▶ WORK TO COMPLETE
Repeat, exactly and completely, the material that follows. Omit the pictures.

━━ RECORD LIST ━━

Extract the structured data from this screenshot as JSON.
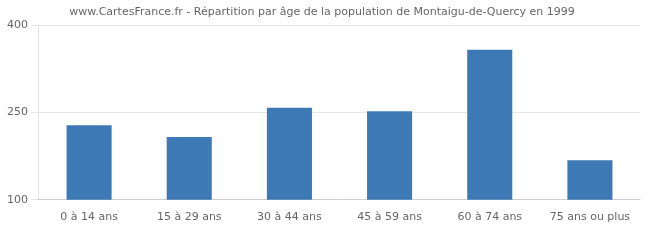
{
  "chart_data": {
    "type": "bar",
    "title": "www.CartesFrance.fr - Répartition par âge de la population de Montaigu-de-Quercy en 1999",
    "categories": [
      "0 à 14 ans",
      "15 à 29 ans",
      "30 à 44 ans",
      "45 à 59 ans",
      "60 à 74 ans",
      "75 ans ou plus"
    ],
    "values": [
      228,
      208,
      258,
      252,
      358,
      168
    ],
    "color": "#3d7ab5",
    "ylim": [
      100,
      400
    ],
    "yticks": [
      100,
      250,
      400
    ],
    "grid": true
  }
}
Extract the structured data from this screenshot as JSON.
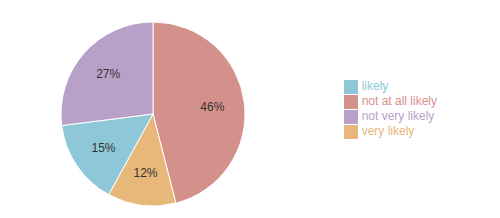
{
  "chart_data": {
    "type": "pie",
    "categories": [
      "not at all likely",
      "very likely",
      "likely",
      "not very likely"
    ],
    "values": [
      46,
      12,
      15,
      27
    ],
    "value_labels": [
      "46%",
      "12%",
      "15%",
      "27%"
    ],
    "colors": [
      "#d4908a",
      "#e8b87a",
      "#8ec8d8",
      "#b8a0c8"
    ],
    "data_labels": true,
    "legend": "right"
  }
}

━━━

▶ EXERCISE OUTPUT
Extract the structured data from this screenshot as JSON.
{
  "chart_data": {
    "type": "bar",
    "title": "www.CartesFrance.fr - Répartition par âge de la population de Montaigu-de-Quercy en 1999",
    "categories": [
      "0 à 14 ans",
      "15 à 29 ans",
      "30 à 44 ans",
      "45 à 59 ans",
      "60 à 74 ans",
      "75 ans ou plus"
    ],
    "values": [
      228,
      208,
      258,
      252,
      358,
      168
    ],
    "color": "#3d7ab5",
    "ylim": [
      100,
      400
    ],
    "yticks": [
      100,
      250,
      400
    ],
    "grid": true
  }
}
Extract the structured data from this screenshot as JSON.
{
  "chart_data": {
    "type": "pie",
    "categories": [
      "not at all likely",
      "very likely",
      "likely",
      "not very likely"
    ],
    "values": [
      46,
      12,
      15,
      27
    ],
    "value_labels": [
      "46%",
      "12%",
      "15%",
      "27%"
    ],
    "colors": [
      "#d4908a",
      "#e8b87a",
      "#8ec8d8",
      "#b8a0c8"
    ],
    "data_labels": true,
    "legend": "right"
  }
}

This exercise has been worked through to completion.